# Given problem
Repeat every entry word for word, skipping the pictures.

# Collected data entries
════════════════════
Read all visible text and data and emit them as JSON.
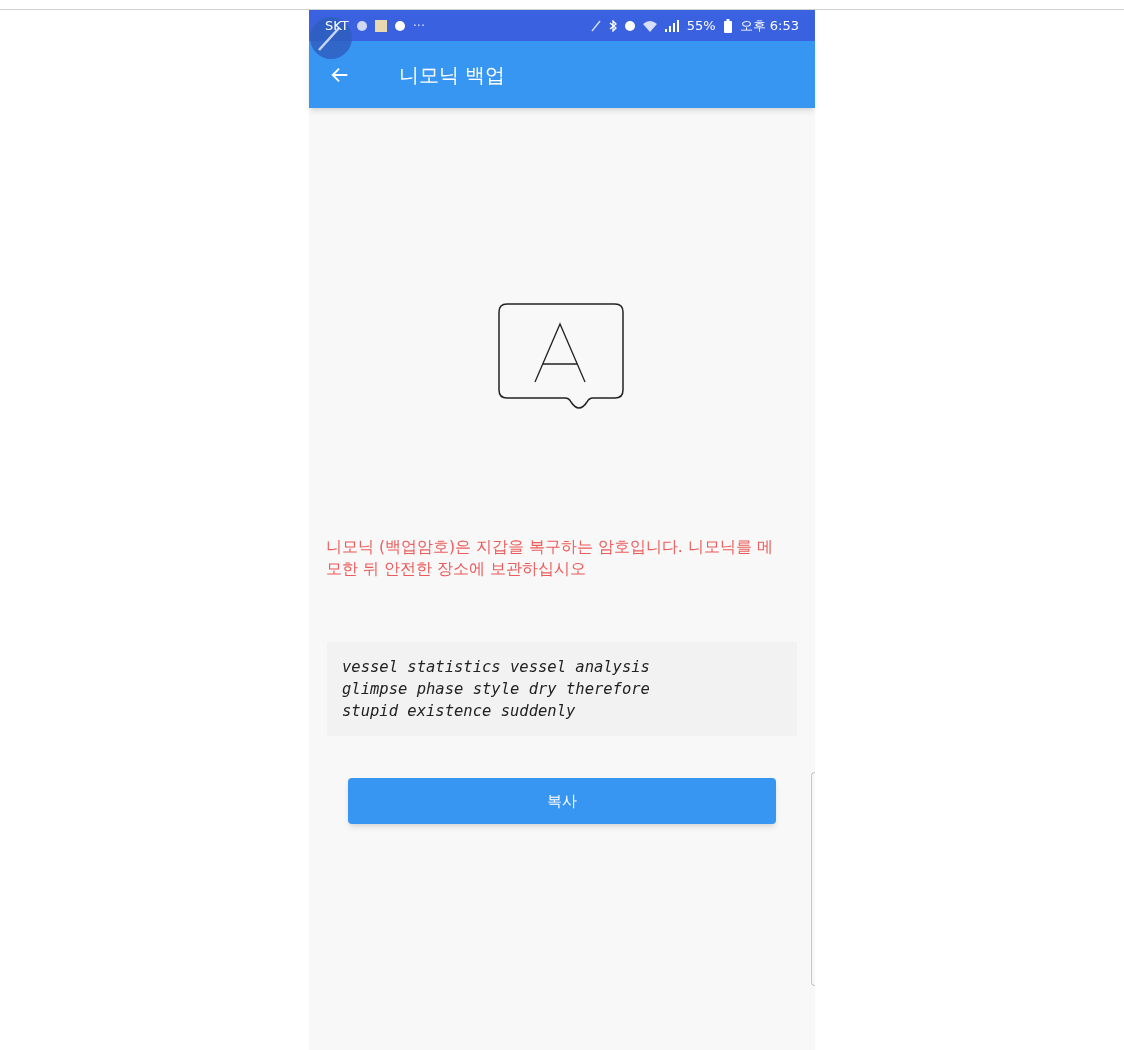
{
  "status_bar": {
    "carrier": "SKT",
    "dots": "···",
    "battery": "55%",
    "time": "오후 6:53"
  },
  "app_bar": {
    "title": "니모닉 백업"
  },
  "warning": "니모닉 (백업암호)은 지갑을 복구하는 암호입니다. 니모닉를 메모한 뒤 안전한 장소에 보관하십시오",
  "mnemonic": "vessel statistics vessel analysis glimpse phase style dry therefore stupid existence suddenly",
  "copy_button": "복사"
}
════════════════════
# Task output
Read all visible text and data and emit them as JSON.
{
  "status_bar": {
    "carrier": "SKT",
    "dots": "···",
    "battery": "55%",
    "time": "오후 6:53"
  },
  "app_bar": {
    "title": "니모닉 백업"
  },
  "warning": "니모닉 (백업암호)은 지갑을 복구하는 암호입니다. 니모닉를 메모한 뒤 안전한 장소에 보관하십시오",
  "mnemonic": "vessel statistics vessel analysis glimpse phase style dry therefore stupid existence suddenly",
  "copy_button": "복사"
}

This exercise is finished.